Pull out every line from the listing that has the word "content".

** Start MATERIAL FOR THIS EXERCISE **

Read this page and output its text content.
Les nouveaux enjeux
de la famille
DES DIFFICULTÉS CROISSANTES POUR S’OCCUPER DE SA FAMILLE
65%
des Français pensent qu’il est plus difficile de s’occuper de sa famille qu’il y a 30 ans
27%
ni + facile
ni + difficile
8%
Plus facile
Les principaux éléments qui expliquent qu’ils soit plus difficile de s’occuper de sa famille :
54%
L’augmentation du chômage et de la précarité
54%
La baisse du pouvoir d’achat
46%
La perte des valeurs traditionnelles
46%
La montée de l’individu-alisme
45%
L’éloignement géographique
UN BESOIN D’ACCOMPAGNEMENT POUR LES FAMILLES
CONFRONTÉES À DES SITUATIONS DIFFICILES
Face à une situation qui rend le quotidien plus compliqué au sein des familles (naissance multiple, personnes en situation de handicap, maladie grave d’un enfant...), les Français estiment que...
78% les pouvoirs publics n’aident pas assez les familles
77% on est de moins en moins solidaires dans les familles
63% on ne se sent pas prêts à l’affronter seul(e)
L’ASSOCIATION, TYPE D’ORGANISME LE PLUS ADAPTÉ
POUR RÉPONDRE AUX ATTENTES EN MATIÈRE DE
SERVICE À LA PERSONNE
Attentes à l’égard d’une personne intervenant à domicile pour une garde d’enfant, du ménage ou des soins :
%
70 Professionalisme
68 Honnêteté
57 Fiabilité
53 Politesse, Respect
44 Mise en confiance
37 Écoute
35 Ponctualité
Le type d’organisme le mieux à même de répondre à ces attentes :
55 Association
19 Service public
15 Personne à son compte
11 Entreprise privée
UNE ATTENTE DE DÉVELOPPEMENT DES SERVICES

** End MATERIAL FOR THIS EXERCISE **
** Start MATERIAL FOR THIS EXERCISE **

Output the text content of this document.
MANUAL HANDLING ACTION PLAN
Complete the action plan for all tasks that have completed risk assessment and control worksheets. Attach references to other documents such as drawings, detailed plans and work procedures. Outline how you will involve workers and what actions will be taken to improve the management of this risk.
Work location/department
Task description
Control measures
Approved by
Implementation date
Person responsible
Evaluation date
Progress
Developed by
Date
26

** End MATERIAL FOR THIS EXERCISE **

*TASK SOLUTION*:
Read this page and output its text content.
Output the text content of this document.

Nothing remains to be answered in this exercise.